TASK DESCRIPTION => Filter the entries below, keeping every line that has the word "score".

== RECORDS FOR PROCESSING ==

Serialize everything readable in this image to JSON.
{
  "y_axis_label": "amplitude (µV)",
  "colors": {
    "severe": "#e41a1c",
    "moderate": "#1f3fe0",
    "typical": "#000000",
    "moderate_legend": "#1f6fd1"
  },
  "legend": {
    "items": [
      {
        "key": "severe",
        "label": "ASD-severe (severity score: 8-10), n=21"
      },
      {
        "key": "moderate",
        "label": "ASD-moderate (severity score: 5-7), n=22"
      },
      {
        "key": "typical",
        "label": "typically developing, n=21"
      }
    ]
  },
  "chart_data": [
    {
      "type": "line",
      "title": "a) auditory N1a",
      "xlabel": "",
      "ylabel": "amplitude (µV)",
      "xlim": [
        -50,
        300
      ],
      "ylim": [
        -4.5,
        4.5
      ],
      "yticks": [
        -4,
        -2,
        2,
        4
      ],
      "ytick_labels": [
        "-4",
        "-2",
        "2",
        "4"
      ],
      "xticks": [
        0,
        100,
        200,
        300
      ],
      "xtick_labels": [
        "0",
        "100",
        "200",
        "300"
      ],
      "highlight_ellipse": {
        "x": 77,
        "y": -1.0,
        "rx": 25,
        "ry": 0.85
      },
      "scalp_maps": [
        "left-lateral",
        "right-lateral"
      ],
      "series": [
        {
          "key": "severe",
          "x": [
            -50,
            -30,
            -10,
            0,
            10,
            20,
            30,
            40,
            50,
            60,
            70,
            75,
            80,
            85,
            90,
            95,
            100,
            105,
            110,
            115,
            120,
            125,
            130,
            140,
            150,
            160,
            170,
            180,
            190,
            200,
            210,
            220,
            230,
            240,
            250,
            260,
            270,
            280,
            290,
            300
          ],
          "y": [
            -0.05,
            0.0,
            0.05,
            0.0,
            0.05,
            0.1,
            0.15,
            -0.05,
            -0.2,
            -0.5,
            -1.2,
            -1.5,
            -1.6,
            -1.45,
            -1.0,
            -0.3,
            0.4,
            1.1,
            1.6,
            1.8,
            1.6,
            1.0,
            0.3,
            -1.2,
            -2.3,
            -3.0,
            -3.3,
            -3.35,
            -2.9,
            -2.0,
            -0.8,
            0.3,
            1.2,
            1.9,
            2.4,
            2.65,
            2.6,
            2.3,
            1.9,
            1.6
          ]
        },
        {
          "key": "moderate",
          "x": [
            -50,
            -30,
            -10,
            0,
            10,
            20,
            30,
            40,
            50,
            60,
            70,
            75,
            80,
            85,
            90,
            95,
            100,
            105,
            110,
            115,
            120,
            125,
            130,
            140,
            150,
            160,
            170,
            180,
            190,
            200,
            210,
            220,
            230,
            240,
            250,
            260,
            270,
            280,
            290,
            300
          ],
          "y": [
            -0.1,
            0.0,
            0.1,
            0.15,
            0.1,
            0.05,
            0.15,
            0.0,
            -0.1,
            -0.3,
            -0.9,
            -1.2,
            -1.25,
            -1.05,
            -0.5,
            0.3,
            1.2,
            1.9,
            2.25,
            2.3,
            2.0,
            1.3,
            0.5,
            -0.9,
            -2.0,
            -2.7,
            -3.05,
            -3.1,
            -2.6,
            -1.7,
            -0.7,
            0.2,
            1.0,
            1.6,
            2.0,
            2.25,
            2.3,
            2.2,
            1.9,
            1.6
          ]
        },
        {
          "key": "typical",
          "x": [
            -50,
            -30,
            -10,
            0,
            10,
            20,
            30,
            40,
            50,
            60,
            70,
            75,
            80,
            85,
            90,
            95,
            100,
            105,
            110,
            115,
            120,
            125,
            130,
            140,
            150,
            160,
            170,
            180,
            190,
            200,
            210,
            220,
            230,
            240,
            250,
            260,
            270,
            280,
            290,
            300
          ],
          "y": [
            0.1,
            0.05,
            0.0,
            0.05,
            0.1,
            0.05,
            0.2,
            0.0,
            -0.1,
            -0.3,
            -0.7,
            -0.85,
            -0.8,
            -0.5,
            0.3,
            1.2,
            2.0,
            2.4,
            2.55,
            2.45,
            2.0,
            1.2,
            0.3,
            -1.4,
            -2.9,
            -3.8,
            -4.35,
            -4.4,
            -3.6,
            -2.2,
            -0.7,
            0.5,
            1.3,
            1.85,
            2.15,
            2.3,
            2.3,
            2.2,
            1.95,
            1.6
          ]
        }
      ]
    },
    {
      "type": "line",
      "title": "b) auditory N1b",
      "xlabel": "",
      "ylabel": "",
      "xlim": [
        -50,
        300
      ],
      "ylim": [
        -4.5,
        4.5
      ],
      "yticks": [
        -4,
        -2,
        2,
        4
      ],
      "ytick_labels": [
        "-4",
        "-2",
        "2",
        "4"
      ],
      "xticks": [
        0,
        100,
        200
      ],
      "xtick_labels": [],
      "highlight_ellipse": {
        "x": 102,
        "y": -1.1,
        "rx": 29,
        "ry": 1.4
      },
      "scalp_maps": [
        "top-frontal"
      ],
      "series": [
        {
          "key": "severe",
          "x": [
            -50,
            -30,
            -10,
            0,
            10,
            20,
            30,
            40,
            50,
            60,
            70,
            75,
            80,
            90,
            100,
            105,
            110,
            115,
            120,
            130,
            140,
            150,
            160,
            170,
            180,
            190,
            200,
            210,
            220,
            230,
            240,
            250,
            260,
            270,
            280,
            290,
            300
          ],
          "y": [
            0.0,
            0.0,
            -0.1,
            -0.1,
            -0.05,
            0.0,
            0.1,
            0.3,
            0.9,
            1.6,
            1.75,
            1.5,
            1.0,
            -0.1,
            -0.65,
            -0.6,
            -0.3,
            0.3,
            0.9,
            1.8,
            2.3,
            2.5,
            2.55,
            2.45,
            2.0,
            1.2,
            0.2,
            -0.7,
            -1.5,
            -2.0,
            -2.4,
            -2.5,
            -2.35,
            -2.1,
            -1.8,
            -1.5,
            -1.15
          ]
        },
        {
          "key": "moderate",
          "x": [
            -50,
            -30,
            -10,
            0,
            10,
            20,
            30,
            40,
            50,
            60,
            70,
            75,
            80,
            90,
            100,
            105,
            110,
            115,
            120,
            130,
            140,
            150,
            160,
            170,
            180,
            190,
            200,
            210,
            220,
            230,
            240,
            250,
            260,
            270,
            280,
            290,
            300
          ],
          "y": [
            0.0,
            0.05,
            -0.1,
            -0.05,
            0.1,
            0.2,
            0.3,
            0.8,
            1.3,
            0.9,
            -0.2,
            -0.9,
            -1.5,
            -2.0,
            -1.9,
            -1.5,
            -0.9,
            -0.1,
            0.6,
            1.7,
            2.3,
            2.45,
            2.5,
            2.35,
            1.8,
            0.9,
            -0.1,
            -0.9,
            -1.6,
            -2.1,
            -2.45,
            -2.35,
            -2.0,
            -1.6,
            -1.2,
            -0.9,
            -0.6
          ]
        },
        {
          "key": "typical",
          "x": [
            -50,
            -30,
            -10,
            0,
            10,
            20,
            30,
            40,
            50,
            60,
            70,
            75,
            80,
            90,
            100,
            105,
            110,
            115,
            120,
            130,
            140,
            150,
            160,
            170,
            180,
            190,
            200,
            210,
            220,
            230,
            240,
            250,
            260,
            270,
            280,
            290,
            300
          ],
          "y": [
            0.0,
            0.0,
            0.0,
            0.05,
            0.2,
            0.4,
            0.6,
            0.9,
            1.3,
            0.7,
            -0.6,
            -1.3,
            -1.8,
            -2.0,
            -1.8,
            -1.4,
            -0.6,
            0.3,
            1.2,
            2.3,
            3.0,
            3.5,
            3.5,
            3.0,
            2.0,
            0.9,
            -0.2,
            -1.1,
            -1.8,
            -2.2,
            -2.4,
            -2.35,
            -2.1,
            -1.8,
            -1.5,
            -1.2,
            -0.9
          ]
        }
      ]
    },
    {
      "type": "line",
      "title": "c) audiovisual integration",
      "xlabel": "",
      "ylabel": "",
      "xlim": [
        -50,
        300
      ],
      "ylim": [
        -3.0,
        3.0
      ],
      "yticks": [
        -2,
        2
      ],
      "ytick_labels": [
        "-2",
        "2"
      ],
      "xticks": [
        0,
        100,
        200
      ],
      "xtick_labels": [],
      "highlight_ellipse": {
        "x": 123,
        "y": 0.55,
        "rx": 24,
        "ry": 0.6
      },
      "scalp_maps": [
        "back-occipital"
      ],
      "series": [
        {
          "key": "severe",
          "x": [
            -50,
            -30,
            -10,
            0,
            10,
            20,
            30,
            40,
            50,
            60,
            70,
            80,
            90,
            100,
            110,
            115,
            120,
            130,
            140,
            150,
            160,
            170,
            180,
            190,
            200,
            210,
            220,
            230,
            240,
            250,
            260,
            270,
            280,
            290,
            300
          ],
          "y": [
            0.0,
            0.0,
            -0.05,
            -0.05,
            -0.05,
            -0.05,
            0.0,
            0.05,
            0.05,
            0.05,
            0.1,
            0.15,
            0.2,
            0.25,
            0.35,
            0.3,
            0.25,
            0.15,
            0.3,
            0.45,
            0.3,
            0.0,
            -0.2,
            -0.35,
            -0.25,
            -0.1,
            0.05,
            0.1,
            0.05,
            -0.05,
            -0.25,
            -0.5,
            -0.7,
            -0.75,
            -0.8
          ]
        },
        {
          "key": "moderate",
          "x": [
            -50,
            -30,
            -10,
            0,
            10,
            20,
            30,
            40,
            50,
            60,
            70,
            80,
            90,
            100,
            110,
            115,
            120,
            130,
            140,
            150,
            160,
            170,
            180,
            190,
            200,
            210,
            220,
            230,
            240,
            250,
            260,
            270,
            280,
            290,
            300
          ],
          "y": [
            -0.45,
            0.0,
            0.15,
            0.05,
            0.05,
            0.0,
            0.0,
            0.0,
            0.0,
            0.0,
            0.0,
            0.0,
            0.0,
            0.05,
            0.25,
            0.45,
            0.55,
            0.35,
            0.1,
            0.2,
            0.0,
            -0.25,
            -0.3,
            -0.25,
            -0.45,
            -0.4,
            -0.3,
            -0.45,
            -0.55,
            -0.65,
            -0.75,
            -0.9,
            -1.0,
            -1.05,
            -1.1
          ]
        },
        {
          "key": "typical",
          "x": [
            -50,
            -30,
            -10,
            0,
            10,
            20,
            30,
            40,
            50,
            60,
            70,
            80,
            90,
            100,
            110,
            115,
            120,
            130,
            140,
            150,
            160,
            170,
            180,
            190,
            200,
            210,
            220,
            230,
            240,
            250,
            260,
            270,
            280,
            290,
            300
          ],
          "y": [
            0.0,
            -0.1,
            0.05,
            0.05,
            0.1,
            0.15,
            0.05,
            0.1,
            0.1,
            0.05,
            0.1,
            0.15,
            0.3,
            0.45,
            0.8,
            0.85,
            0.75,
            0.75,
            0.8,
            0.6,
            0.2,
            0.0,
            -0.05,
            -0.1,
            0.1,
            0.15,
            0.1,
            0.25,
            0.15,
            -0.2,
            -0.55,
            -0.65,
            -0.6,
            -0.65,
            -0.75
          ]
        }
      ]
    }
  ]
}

===

THE COMPLETED TASK =>
        "label": "ASD-severe (severity score: 8-10), n=21"
        "label": "ASD-moderate (severity score: 5-7), n=22"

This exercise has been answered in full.